GIVEN INFORMATION.
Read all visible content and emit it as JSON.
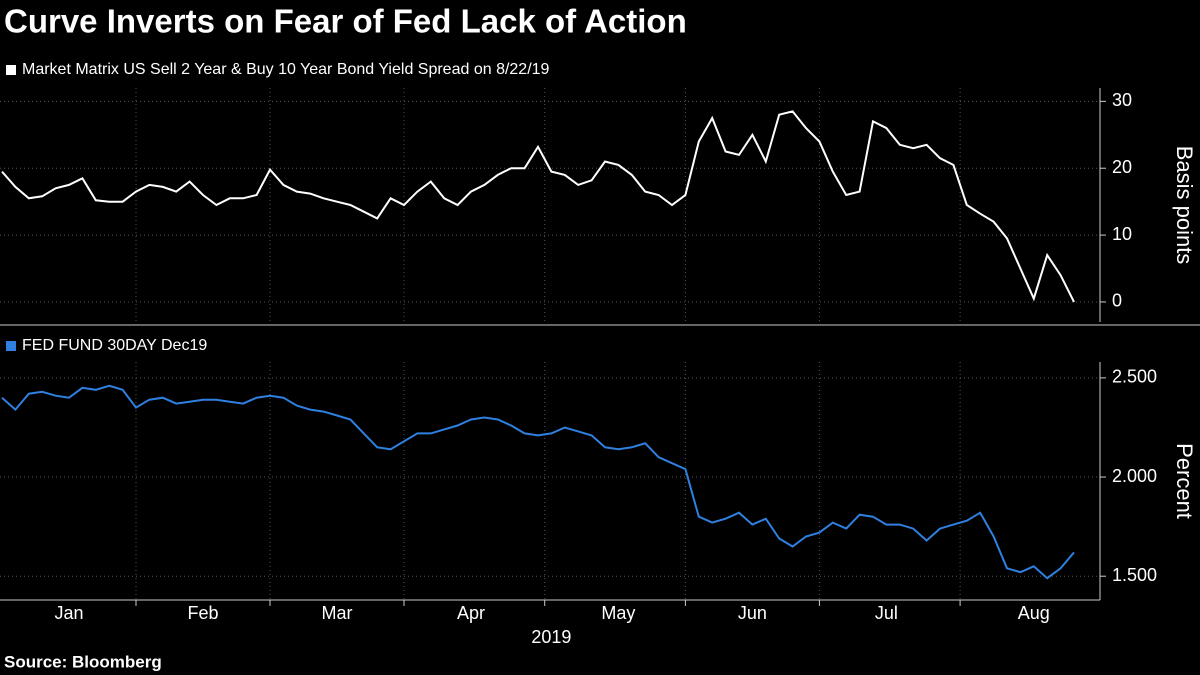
{
  "title": "Curve Inverts on Fear of Fed Lack of Action",
  "source": "Source:  Bloomberg",
  "chart_data": [
    {
      "type": "line",
      "y_label": "Basis points",
      "ylim": [
        -3,
        32
      ],
      "yticks": [
        0,
        10,
        20,
        30
      ],
      "grid": true,
      "categories": [
        null,
        null,
        null,
        null,
        null,
        "Jan",
        null,
        null,
        null,
        null,
        null,
        null,
        null,
        null,
        null,
        "Feb",
        null,
        null,
        null,
        null,
        null,
        null,
        null,
        null,
        null,
        "Mar",
        null,
        null,
        null,
        null,
        null,
        null,
        null,
        null,
        null,
        "Apr",
        null,
        null,
        null,
        null,
        null,
        null,
        null,
        null,
        null,
        null,
        "May",
        null,
        null,
        null,
        null,
        null,
        null,
        null,
        null,
        null,
        "Jun",
        null,
        null,
        null,
        null,
        null,
        null,
        null,
        null,
        null,
        "Jul",
        null,
        null,
        null,
        null,
        null,
        null,
        null,
        null,
        null,
        null,
        "Aug",
        null,
        null,
        null
      ],
      "series": [
        {
          "name": "Market Matrix US Sell 2 Year & Buy 10 Year Bond Yield Spread  on 8/22/19",
          "color": "#ffffff",
          "values": [
            19.5,
            17.2,
            15.5,
            15.8,
            17,
            17.5,
            18.5,
            15.2,
            15,
            15,
            16.5,
            17.5,
            17.2,
            16.5,
            18,
            16,
            14.5,
            15.5,
            15.5,
            16,
            19.8,
            17.5,
            16.5,
            16.2,
            15.5,
            15,
            14.5,
            13.5,
            12.5,
            15.5,
            14.5,
            16.5,
            18,
            15.5,
            14.5,
            16.5,
            17.5,
            19,
            20,
            20,
            23.2,
            19.5,
            19,
            17.5,
            18.2,
            21,
            20.5,
            19,
            16.5,
            16,
            14.5,
            16,
            24,
            27.5,
            22.5,
            22,
            25,
            21,
            28,
            28.5,
            26,
            24,
            19.5,
            16,
            16.5,
            27,
            26,
            23.5,
            23,
            23.5,
            21.5,
            20.5,
            14.5,
            13.2,
            12,
            9.5,
            5,
            0.5,
            7,
            4,
            0
          ]
        }
      ]
    },
    {
      "type": "line",
      "y_label": "Percent",
      "x_label": "2019",
      "ylim": [
        1.38,
        2.58
      ],
      "yticks": [
        {
          "value": 1.5,
          "label": "1.500"
        },
        {
          "value": 2,
          "label": "2.000"
        },
        {
          "value": 2.5,
          "label": "2.500"
        }
      ],
      "grid": true,
      "categories": [
        null,
        null,
        null,
        null,
        null,
        "Jan",
        null,
        null,
        null,
        null,
        null,
        null,
        null,
        null,
        null,
        "Feb",
        null,
        null,
        null,
        null,
        null,
        null,
        null,
        null,
        null,
        "Mar",
        null,
        null,
        null,
        null,
        null,
        null,
        null,
        null,
        null,
        "Apr",
        null,
        null,
        null,
        null,
        null,
        null,
        null,
        null,
        null,
        null,
        "May",
        null,
        null,
        null,
        null,
        null,
        null,
        null,
        null,
        null,
        "Jun",
        null,
        null,
        null,
        null,
        null,
        null,
        null,
        null,
        null,
        "Jul",
        null,
        null,
        null,
        null,
        null,
        null,
        null,
        null,
        null,
        null,
        "Aug",
        null,
        null,
        null
      ],
      "series": [
        {
          "name": "FED FUND 30DAY Dec19",
          "color": "#2f80e0",
          "values": [
            2.4,
            2.34,
            2.42,
            2.43,
            2.41,
            2.4,
            2.45,
            2.44,
            2.46,
            2.44,
            2.35,
            2.39,
            2.4,
            2.37,
            2.38,
            2.39,
            2.39,
            2.38,
            2.37,
            2.4,
            2.41,
            2.4,
            2.36,
            2.34,
            2.33,
            2.31,
            2.29,
            2.22,
            2.15,
            2.14,
            2.18,
            2.22,
            2.22,
            2.24,
            2.26,
            2.29,
            2.3,
            2.29,
            2.26,
            2.22,
            2.21,
            2.22,
            2.25,
            2.23,
            2.21,
            2.15,
            2.14,
            2.15,
            2.17,
            2.1,
            2.07,
            2.04,
            1.8,
            1.77,
            1.79,
            1.82,
            1.76,
            1.79,
            1.69,
            1.65,
            1.7,
            1.72,
            1.77,
            1.74,
            1.81,
            1.8,
            1.76,
            1.76,
            1.74,
            1.68,
            1.74,
            1.76,
            1.78,
            1.82,
            1.7,
            1.54,
            1.52,
            1.55,
            1.49,
            1.54,
            1.62
          ]
        }
      ]
    }
  ]
}
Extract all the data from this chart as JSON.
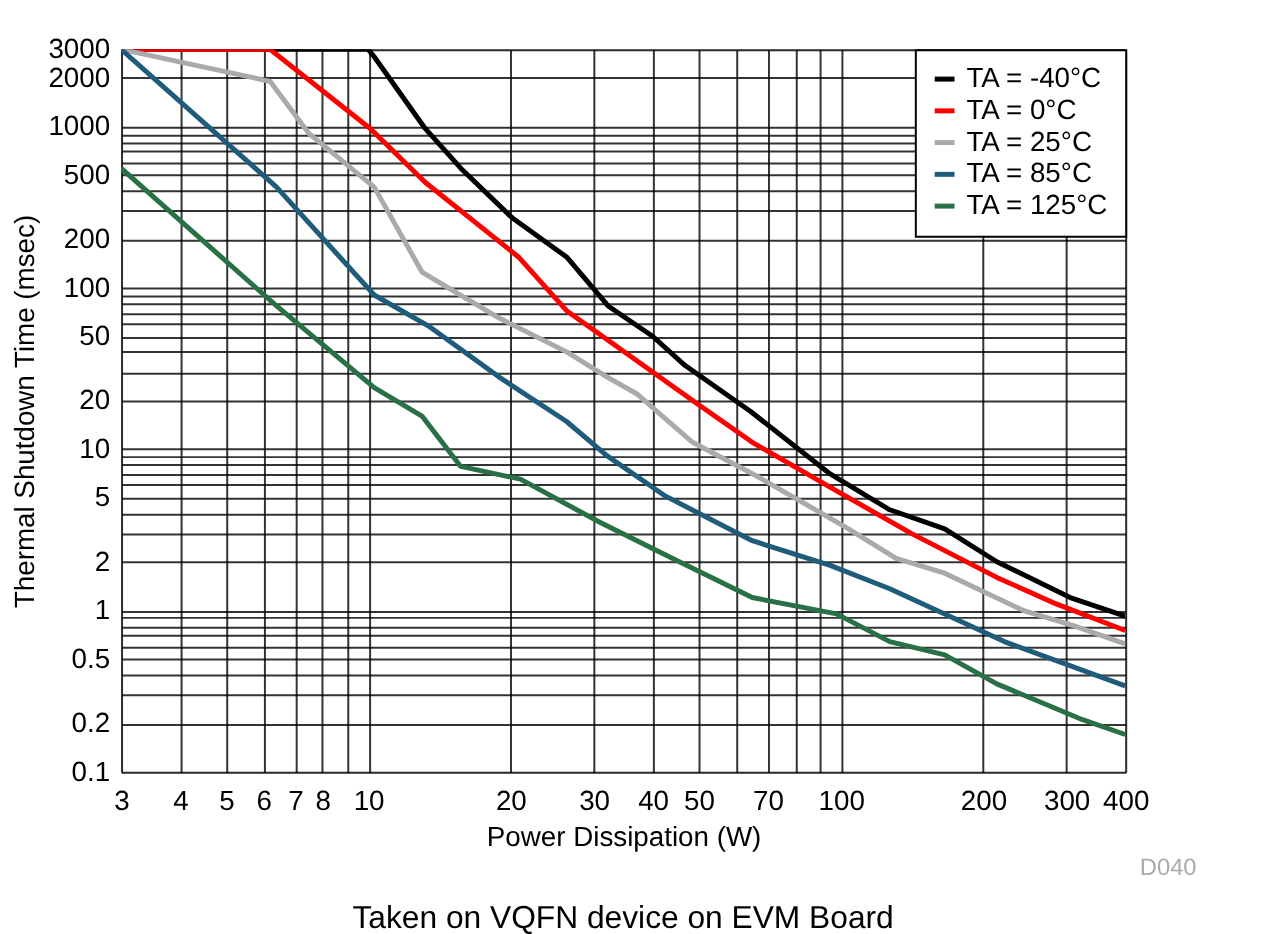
{
  "chart_data": {
    "type": "line",
    "xlabel": "Power Dissipation (W)",
    "ylabel": "Thermal Shutdown Time (msec)",
    "annotations": [
      "D040",
      "Taken on VQFN device on EVM Board"
    ],
    "log": "xy",
    "grid": true,
    "legend": "top right",
    "line_style": "solid",
    "marker": "none",
    "xlim": [
      3,
      400
    ],
    "ylim": [
      0.1,
      3000
    ],
    "xticks": [
      3,
      4,
      5,
      6,
      7,
      8,
      {
        "value": 9,
        "label": null
      },
      10,
      20,
      30,
      40,
      50,
      {
        "value": 60,
        "label": null
      },
      70,
      {
        "value": 80,
        "label": null
      },
      {
        "value": 90,
        "label": null
      },
      100,
      200,
      300,
      400
    ],
    "yticks": [
      0.1,
      0.2,
      {
        "value": 0.3,
        "label": null
      },
      {
        "value": 0.4,
        "label": null
      },
      0.5,
      {
        "value": 0.6,
        "label": null
      },
      {
        "value": 0.7,
        "label": null
      },
      {
        "value": 0.8,
        "label": null
      },
      {
        "value": 0.9,
        "label": null
      },
      1,
      2,
      {
        "value": 3,
        "label": null
      },
      {
        "value": 4,
        "label": null
      },
      5,
      {
        "value": 6,
        "label": null
      },
      {
        "value": 7,
        "label": null
      },
      {
        "value": 8,
        "label": null
      },
      {
        "value": 9,
        "label": null
      },
      10,
      20,
      {
        "value": 30,
        "label": null
      },
      {
        "value": 40,
        "label": null
      },
      50,
      {
        "value": 60,
        "label": null
      },
      {
        "value": 70,
        "label": null
      },
      {
        "value": 80,
        "label": null
      },
      {
        "value": 90,
        "label": null
      },
      100,
      200,
      {
        "value": 300,
        "label": null
      },
      {
        "value": 400,
        "label": null
      },
      500,
      {
        "value": 600,
        "label": null
      },
      {
        "value": 700,
        "label": null
      },
      {
        "value": 800,
        "label": null
      },
      {
        "value": 900,
        "label": null
      },
      1000,
      2000,
      3000
    ],
    "series": [
      {
        "name": "TA = -40°C",
        "color": "#000000",
        "x": [
          3,
          10,
          10.3,
          13.2,
          15.7,
          20.2,
          26.3,
          32.2,
          40,
          46.8,
          64.6,
          95,
          127,
          166,
          214,
          306,
          400
        ],
        "values": [
          3000,
          3000,
          2700,
          970,
          550,
          270,
          155,
          77,
          50,
          33,
          17,
          7,
          4.2,
          3.2,
          2,
          1.2,
          0.92
        ]
      },
      {
        "name": "TA = 0°C",
        "color": "#ff0000",
        "x": [
          3,
          6.2,
          10.1,
          13.2,
          20.8,
          26.3,
          40,
          48.6,
          65,
          98,
          141,
          214,
          285,
          400
        ],
        "values": [
          3000,
          3000,
          970,
          450,
          155,
          72,
          30,
          20,
          11,
          5.5,
          3,
          1.6,
          1.1,
          0.75
        ]
      },
      {
        "name": "TA = 25°C",
        "color": "#aaaaaa",
        "x": [
          3,
          6.2,
          7.5,
          10.3,
          13,
          18.9,
          26.3,
          32,
          37,
          48.6,
          67,
          102,
          131,
          166,
          243,
          312,
          400
        ],
        "values": [
          3000,
          1900,
          900,
          420,
          125,
          65,
          40,
          28,
          22,
          11,
          6.7,
          3.3,
          2.1,
          1.7,
          1,
          0.8,
          0.62
        ]
      },
      {
        "name": "TA = 85°C",
        "color": "#1f5b7a",
        "x": [
          3,
          6.4,
          10.3,
          13.4,
          18.9,
          26.3,
          32,
          42.6,
          65,
          95,
          127,
          166,
          222,
          400
        ],
        "values": [
          3000,
          420,
          90,
          58,
          28,
          14.8,
          9.1,
          5.1,
          2.7,
          1.9,
          1.36,
          0.95,
          0.64,
          0.34
        ]
      },
      {
        "name": "TA = 125°C",
        "color": "#2a7046",
        "x": [
          3,
          6.4,
          10.3,
          13,
          15.7,
          21,
          31,
          44,
          65,
          98,
          127,
          166,
          214,
          325,
          400
        ],
        "values": [
          550,
          77,
          24,
          16,
          7.8,
          6.5,
          3.5,
          2.1,
          1.2,
          0.95,
          0.64,
          0.53,
          0.35,
          0.21,
          0.17
        ]
      }
    ]
  }
}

GOAL OF THE EXERCISE.
Where a line contains the string "JSON", extract that line.

PROBLEM SOLUTION.
Read all visible content and emit it as JSON.
Extract all the data from this chart as JSON.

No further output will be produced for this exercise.